--- Aim of the task ---
State only how many lines contain the string "smartphones".

--- Dataset entries ---
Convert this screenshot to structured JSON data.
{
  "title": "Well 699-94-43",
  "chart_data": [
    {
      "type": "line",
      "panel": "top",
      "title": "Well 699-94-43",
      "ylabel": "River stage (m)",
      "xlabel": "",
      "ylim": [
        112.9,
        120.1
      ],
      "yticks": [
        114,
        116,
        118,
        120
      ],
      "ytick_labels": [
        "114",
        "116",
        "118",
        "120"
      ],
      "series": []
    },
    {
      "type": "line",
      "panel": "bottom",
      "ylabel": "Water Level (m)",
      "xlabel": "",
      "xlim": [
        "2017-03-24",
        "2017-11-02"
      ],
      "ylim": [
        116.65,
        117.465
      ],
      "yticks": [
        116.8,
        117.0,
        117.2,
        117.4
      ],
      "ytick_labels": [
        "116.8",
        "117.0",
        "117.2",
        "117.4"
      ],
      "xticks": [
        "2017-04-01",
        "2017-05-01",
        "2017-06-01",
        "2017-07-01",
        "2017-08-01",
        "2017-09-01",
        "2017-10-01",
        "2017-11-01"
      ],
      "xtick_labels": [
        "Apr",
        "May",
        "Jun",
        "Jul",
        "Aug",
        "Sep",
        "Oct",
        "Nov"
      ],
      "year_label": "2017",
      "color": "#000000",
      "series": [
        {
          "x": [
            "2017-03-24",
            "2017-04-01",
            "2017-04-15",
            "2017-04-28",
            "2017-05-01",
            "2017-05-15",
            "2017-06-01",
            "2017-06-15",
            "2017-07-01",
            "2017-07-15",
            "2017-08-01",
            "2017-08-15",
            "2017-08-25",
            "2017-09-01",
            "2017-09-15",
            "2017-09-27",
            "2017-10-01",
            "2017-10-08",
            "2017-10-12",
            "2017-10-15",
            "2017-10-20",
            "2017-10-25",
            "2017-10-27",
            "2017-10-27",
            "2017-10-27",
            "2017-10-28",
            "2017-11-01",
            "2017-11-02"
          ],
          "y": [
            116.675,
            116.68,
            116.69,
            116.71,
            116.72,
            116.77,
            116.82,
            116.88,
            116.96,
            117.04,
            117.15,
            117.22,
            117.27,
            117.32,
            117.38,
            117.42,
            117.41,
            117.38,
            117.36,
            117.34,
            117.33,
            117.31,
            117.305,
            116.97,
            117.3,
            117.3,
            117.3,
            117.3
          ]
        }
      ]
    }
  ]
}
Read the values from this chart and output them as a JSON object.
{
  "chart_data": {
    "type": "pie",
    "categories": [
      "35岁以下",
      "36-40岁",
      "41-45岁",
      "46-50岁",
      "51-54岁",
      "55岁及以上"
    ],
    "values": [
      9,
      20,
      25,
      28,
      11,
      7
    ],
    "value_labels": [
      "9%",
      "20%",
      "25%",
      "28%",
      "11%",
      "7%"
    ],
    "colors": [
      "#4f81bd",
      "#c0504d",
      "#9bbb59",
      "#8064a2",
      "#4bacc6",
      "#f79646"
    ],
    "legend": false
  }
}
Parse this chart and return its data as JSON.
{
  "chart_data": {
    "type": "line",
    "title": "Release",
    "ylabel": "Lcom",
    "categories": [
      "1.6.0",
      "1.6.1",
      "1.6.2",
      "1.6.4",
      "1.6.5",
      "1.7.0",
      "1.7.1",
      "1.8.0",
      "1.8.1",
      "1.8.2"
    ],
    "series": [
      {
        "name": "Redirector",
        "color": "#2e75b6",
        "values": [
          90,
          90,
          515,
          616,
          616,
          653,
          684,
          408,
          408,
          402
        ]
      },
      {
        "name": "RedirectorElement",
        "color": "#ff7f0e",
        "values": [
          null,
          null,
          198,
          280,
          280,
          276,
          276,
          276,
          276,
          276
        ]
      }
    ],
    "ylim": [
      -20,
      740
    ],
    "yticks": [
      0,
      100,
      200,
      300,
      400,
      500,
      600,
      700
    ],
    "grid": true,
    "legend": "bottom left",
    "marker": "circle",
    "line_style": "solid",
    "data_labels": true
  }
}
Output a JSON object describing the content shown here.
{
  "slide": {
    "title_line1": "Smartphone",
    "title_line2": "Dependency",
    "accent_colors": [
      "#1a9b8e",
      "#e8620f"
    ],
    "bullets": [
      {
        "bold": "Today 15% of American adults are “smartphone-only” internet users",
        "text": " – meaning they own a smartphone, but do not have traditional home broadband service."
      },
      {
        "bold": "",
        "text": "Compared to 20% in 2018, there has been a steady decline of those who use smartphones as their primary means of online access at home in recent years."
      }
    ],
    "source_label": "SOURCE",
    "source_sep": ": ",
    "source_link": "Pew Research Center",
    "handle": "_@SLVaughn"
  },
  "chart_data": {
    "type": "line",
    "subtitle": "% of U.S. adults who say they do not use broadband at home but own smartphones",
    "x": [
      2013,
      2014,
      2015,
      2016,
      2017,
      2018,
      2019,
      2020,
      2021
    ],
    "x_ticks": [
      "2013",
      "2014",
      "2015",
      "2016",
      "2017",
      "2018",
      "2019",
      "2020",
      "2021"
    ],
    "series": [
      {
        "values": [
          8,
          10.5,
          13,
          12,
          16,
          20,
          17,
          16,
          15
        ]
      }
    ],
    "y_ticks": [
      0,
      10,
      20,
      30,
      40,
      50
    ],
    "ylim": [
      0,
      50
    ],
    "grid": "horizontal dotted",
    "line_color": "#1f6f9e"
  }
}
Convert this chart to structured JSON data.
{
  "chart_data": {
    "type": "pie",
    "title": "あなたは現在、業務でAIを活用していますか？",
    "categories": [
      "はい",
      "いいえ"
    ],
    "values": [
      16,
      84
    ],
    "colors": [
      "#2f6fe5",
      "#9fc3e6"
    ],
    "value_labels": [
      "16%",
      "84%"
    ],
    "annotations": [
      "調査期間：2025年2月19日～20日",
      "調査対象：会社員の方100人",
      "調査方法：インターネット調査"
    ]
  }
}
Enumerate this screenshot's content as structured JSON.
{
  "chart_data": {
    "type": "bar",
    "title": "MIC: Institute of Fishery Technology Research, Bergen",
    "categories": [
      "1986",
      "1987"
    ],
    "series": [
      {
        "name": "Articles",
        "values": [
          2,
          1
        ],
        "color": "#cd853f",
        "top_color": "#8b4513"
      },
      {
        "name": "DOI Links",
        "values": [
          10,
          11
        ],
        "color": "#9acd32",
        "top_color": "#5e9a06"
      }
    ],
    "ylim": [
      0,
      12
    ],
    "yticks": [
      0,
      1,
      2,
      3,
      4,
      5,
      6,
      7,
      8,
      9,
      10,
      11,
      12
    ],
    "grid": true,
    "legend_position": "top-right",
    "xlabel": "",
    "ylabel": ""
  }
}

--- Solution for this problem ---
2